*Material supplied*

··········

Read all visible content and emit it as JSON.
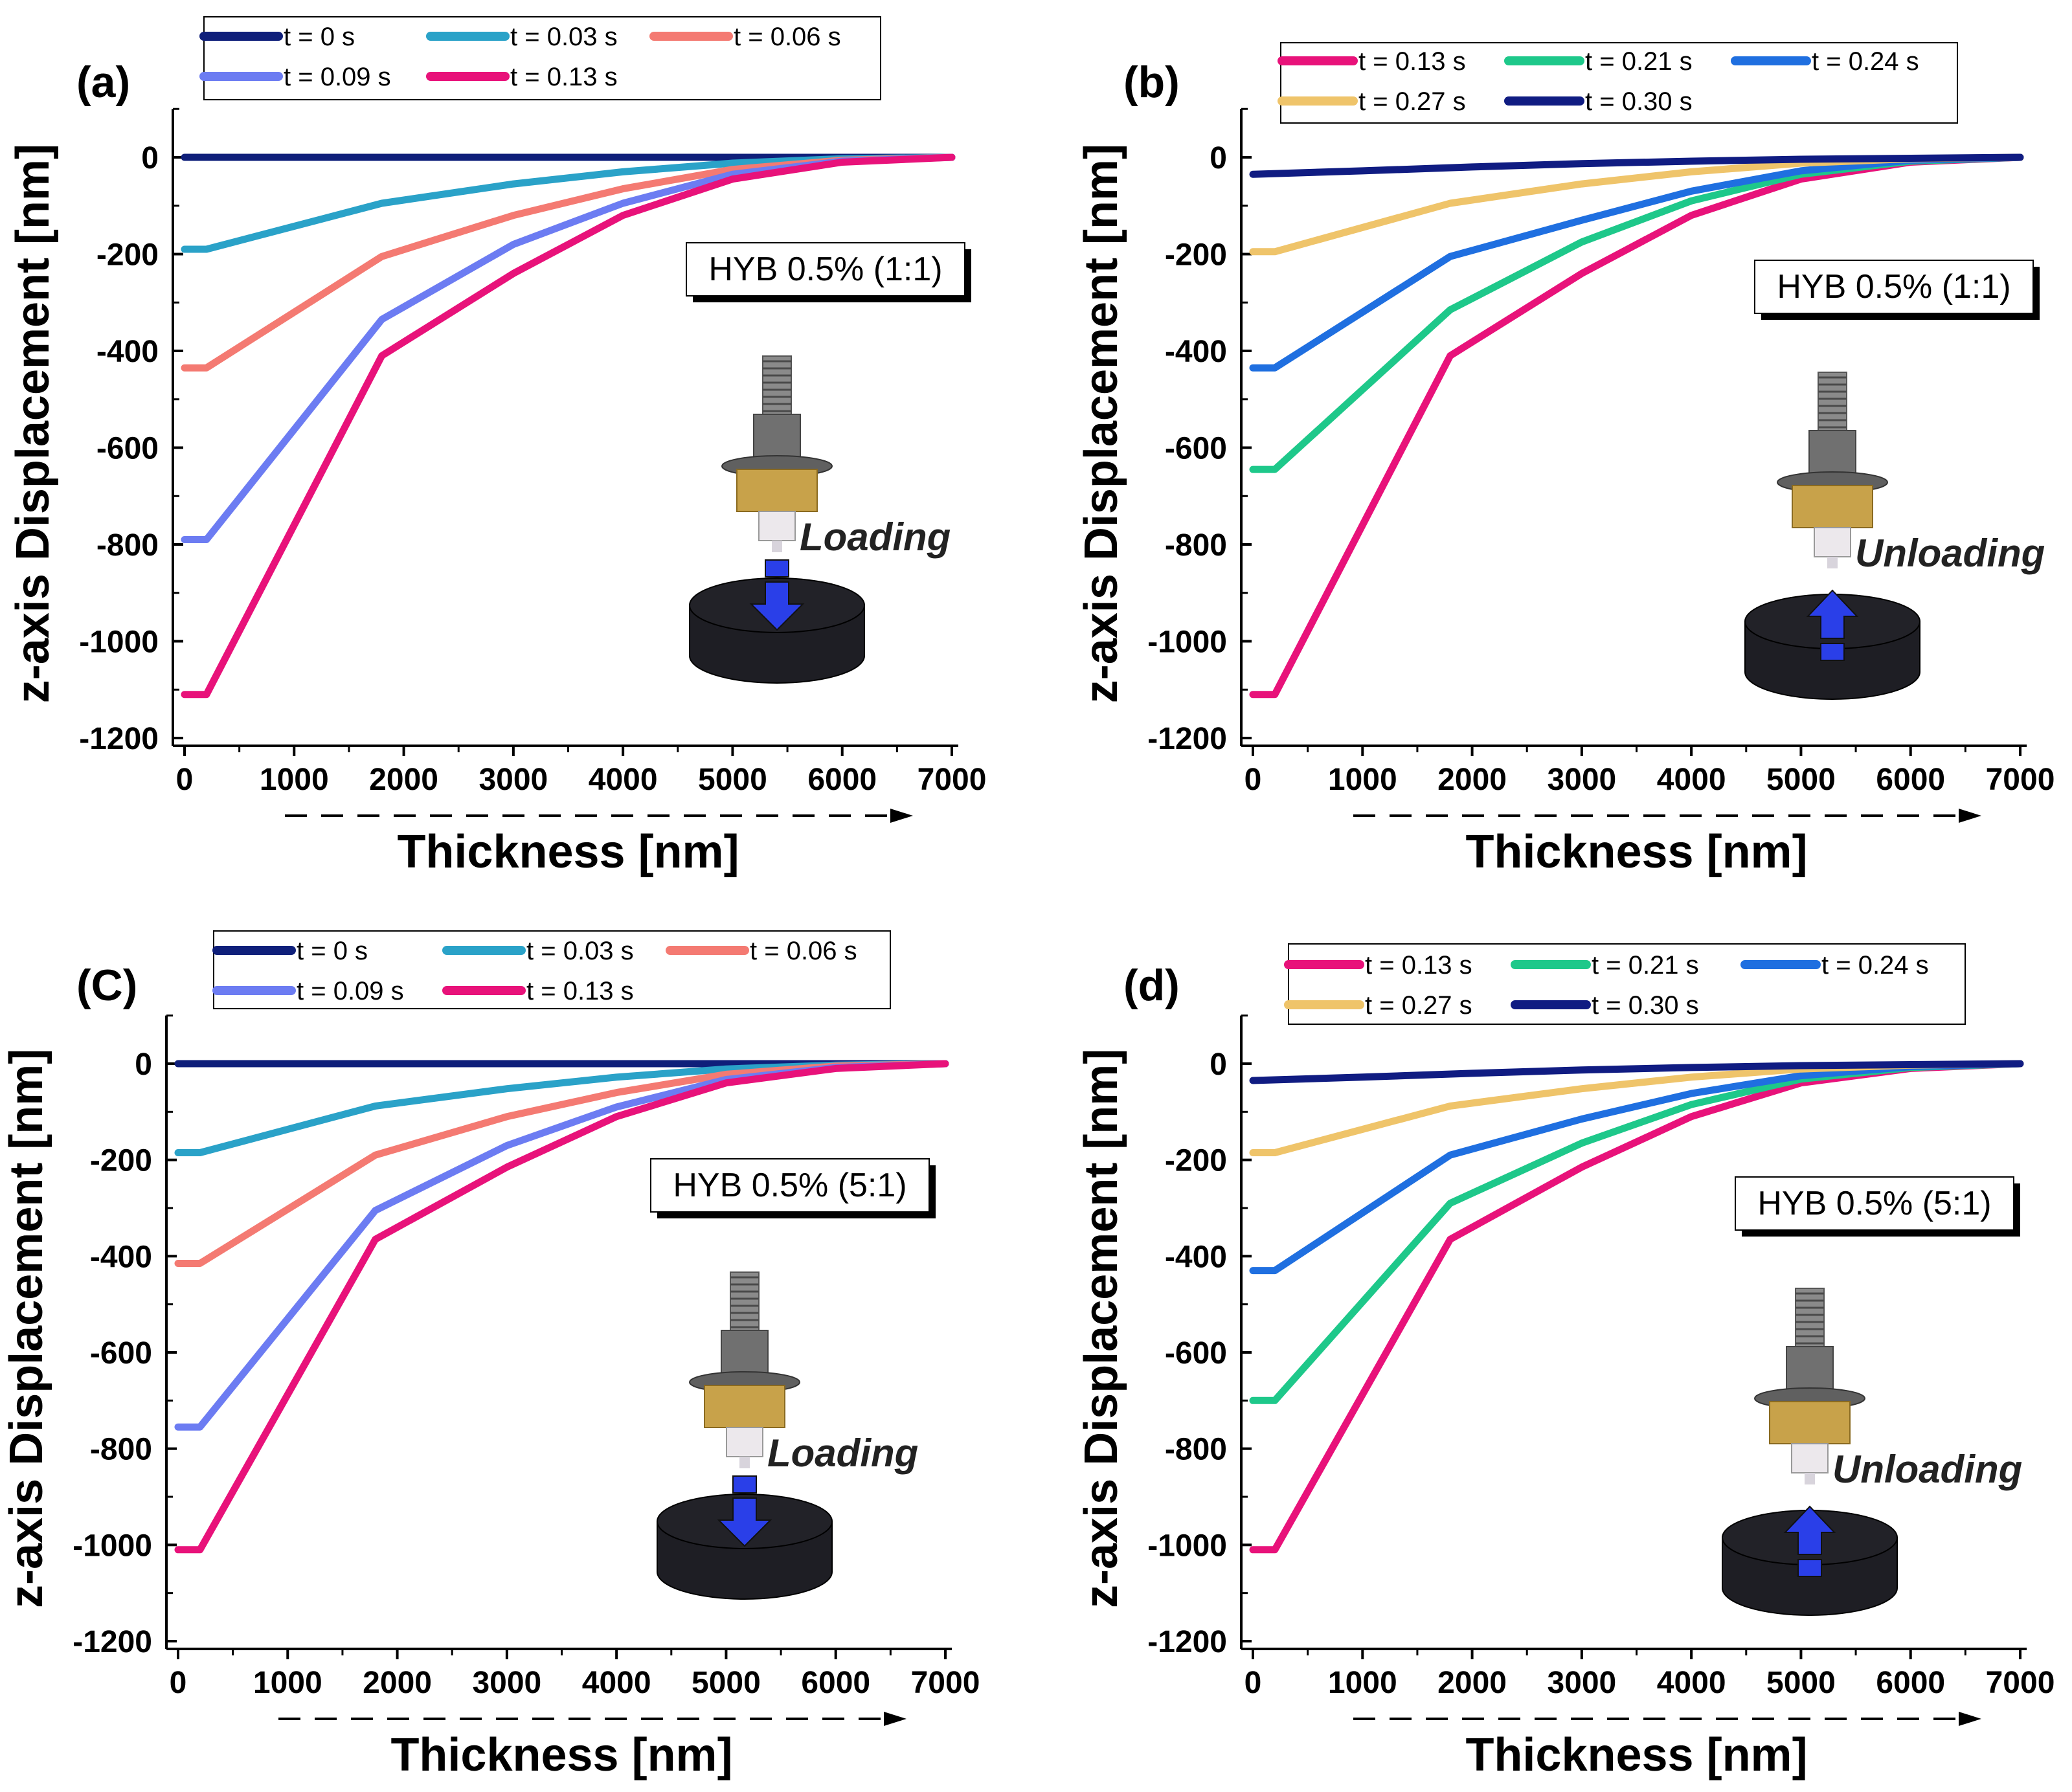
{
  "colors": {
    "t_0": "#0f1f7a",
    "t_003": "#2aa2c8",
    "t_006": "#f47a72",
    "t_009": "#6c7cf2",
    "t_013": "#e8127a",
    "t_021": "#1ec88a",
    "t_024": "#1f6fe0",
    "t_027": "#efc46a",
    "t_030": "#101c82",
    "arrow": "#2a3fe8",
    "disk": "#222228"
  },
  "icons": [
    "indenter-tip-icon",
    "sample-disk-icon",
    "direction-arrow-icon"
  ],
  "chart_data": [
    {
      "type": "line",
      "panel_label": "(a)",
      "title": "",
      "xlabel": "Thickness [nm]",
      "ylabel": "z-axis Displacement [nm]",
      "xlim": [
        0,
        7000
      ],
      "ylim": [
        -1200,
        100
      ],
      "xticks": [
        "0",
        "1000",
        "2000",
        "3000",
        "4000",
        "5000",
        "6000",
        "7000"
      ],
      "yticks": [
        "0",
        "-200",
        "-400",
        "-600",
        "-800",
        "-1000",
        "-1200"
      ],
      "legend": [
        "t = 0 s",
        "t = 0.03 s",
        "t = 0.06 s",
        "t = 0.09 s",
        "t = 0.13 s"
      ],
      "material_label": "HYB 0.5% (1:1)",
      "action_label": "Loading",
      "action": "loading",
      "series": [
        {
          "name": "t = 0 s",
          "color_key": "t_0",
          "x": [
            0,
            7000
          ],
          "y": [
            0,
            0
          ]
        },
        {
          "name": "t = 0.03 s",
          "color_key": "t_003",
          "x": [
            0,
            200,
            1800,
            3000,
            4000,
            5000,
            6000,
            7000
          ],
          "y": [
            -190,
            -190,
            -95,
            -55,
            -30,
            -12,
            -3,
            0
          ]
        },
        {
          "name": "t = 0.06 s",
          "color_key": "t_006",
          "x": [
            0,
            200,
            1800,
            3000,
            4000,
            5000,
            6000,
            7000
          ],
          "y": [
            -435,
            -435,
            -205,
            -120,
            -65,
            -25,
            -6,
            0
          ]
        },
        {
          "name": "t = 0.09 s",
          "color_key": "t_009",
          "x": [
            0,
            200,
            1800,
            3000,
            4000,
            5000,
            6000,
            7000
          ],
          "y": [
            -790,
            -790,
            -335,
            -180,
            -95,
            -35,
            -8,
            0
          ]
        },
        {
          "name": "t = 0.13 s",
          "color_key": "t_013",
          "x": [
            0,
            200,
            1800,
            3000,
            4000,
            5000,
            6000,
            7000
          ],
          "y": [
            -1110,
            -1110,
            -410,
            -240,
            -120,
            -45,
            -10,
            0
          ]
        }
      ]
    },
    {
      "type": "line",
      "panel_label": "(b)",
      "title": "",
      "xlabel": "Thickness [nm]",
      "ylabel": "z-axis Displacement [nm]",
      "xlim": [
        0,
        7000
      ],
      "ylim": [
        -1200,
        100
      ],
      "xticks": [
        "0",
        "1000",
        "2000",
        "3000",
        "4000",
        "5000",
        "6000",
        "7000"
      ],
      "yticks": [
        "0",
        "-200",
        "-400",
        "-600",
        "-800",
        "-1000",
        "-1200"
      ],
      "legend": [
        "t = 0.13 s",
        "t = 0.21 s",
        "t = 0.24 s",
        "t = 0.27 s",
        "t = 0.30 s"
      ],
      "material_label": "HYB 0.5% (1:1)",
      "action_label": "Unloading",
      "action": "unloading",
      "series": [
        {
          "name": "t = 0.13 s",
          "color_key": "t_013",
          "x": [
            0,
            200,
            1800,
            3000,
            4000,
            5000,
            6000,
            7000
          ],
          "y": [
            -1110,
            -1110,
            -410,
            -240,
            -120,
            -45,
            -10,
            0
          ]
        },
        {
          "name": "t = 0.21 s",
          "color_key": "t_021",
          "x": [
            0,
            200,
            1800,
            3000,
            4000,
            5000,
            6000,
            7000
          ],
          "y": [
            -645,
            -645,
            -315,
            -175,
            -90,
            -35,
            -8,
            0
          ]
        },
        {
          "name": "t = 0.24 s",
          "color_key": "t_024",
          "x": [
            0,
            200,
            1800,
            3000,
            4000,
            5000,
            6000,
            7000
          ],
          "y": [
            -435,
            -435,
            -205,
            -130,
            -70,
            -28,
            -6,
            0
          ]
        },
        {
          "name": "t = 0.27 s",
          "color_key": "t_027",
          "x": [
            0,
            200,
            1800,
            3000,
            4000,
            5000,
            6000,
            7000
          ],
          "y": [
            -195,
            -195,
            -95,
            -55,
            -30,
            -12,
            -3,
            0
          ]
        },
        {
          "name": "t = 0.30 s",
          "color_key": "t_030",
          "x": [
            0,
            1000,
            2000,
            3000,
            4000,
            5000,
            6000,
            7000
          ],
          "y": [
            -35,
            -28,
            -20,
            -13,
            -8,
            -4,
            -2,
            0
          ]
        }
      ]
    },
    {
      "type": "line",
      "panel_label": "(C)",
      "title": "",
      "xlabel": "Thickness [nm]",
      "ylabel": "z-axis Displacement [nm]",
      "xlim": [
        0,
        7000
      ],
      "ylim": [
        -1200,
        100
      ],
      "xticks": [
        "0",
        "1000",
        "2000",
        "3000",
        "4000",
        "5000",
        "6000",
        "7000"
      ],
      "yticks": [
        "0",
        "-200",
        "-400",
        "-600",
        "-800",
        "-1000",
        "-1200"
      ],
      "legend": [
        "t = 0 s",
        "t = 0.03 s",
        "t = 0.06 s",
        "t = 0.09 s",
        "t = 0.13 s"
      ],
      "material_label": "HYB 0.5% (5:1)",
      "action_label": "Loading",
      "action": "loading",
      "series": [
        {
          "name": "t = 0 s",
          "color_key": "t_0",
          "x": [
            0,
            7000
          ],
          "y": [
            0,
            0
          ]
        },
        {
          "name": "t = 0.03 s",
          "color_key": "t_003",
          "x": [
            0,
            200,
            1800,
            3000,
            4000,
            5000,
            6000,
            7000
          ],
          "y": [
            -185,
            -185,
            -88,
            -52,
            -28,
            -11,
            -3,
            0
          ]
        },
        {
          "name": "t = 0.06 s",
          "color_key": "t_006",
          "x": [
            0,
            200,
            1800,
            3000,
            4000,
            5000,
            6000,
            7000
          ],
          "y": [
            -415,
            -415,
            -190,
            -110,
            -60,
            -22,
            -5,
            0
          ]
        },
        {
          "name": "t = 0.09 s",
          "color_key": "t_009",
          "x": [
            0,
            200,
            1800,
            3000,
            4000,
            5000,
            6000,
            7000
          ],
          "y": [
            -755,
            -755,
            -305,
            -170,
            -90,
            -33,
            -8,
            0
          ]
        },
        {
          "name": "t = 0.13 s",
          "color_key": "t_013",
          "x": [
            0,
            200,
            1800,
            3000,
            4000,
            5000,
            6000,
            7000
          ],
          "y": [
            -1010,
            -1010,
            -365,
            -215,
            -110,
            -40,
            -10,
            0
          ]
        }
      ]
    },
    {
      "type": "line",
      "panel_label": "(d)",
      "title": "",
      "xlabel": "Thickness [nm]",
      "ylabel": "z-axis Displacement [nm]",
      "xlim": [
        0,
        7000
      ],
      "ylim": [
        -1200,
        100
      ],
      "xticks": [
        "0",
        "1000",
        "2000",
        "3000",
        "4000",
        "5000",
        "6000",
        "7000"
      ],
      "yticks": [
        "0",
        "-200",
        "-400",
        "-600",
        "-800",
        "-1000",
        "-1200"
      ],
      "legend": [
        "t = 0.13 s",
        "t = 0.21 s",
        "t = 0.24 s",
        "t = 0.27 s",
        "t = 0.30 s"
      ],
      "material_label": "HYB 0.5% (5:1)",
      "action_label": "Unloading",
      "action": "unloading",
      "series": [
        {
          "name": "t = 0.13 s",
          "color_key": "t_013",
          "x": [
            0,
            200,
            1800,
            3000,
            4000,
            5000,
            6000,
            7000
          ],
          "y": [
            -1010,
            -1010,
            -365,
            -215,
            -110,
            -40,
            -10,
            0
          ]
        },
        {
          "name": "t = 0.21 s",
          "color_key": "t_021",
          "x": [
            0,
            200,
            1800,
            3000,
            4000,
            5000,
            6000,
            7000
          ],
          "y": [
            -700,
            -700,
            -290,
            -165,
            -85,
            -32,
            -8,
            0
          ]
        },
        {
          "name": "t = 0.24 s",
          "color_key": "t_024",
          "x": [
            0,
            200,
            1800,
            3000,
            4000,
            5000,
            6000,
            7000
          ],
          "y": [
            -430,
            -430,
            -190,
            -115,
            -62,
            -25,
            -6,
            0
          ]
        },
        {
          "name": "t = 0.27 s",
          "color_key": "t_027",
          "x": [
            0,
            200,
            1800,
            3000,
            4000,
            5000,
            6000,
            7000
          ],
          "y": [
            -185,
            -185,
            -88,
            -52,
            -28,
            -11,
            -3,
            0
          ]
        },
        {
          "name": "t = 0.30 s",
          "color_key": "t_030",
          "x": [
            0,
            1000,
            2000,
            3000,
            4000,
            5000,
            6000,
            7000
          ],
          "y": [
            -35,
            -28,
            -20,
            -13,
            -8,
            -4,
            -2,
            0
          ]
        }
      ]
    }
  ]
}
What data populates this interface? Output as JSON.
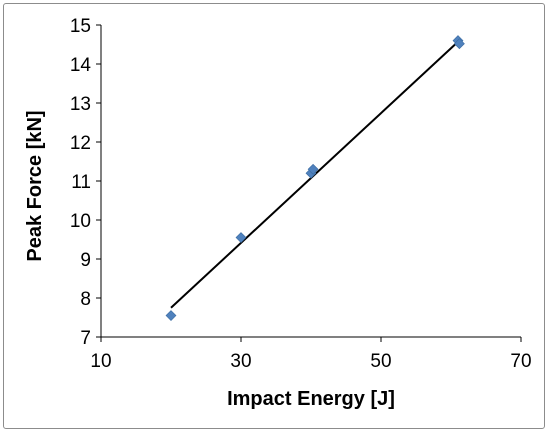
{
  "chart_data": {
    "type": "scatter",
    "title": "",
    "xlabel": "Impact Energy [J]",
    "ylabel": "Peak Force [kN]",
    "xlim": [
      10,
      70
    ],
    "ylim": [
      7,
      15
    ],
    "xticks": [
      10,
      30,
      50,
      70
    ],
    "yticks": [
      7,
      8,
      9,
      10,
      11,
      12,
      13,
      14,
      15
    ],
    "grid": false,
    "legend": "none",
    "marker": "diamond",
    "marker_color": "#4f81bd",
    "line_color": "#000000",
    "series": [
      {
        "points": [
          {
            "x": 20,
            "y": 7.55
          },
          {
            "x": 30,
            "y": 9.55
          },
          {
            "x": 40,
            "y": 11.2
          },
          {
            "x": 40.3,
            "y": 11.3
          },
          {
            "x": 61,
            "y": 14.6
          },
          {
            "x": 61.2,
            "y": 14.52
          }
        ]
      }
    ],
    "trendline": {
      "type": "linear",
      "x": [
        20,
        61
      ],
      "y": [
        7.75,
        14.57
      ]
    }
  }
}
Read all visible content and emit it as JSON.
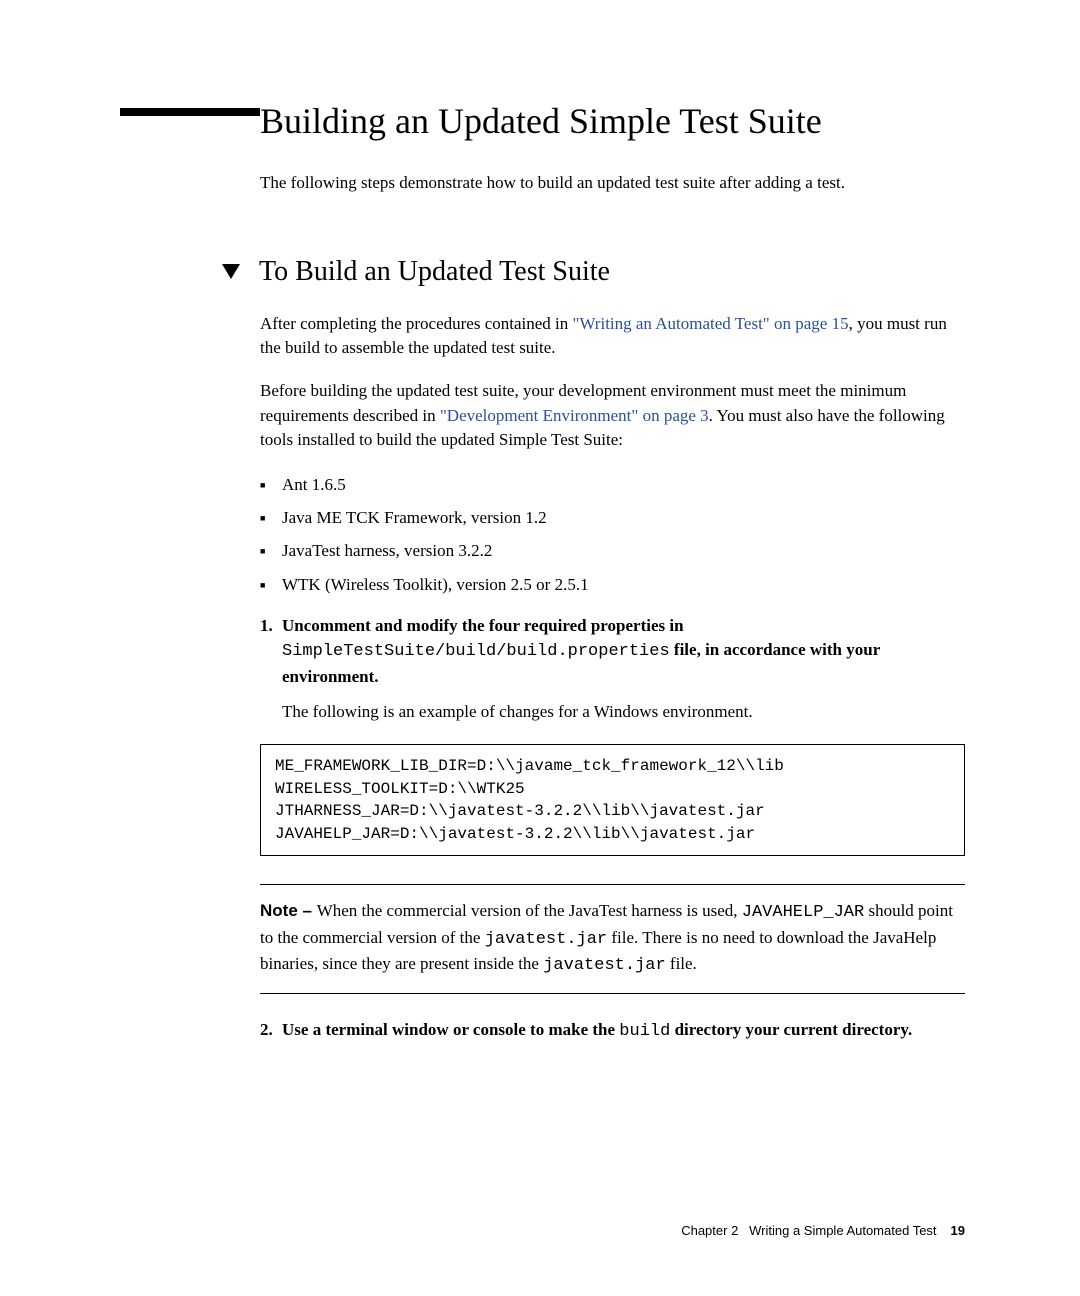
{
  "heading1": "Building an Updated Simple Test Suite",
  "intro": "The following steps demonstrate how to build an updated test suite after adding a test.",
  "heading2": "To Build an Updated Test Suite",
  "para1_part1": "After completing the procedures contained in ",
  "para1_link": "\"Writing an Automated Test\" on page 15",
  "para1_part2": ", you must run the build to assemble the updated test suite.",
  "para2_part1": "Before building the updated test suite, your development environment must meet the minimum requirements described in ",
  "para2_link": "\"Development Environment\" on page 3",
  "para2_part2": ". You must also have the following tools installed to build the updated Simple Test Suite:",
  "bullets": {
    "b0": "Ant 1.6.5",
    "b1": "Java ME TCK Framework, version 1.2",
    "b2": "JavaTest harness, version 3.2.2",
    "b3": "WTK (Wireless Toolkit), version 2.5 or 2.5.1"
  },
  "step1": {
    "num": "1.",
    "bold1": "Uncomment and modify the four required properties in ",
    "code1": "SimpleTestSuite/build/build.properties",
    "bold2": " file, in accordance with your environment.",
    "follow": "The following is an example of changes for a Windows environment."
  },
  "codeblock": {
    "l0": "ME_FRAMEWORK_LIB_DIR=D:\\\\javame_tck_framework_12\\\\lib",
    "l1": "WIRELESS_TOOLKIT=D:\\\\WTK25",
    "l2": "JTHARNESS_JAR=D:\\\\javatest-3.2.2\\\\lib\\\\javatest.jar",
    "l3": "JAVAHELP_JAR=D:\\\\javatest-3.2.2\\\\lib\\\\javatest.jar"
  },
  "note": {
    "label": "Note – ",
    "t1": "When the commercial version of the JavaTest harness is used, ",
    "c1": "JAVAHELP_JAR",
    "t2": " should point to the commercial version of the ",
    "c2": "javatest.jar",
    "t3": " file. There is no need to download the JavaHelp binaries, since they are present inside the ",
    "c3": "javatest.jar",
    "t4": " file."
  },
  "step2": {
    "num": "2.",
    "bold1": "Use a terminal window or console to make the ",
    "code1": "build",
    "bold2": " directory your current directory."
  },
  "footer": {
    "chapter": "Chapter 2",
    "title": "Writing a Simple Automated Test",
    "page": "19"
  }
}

··········

*Task directions*
Pick out the lines above containing the word "version", then copy them.

*Response below*
    "b1": "Java ME TCK Framework, version 1.2",
    "b2": "JavaTest harness, version 3.2.2",
    "b3": "WTK (Wireless Toolkit), version 2.5 or 2.5.1"
    "t1": "When the commercial version of the JavaTest harness is used, ",
    "t2": " should point to the commercial version of the ",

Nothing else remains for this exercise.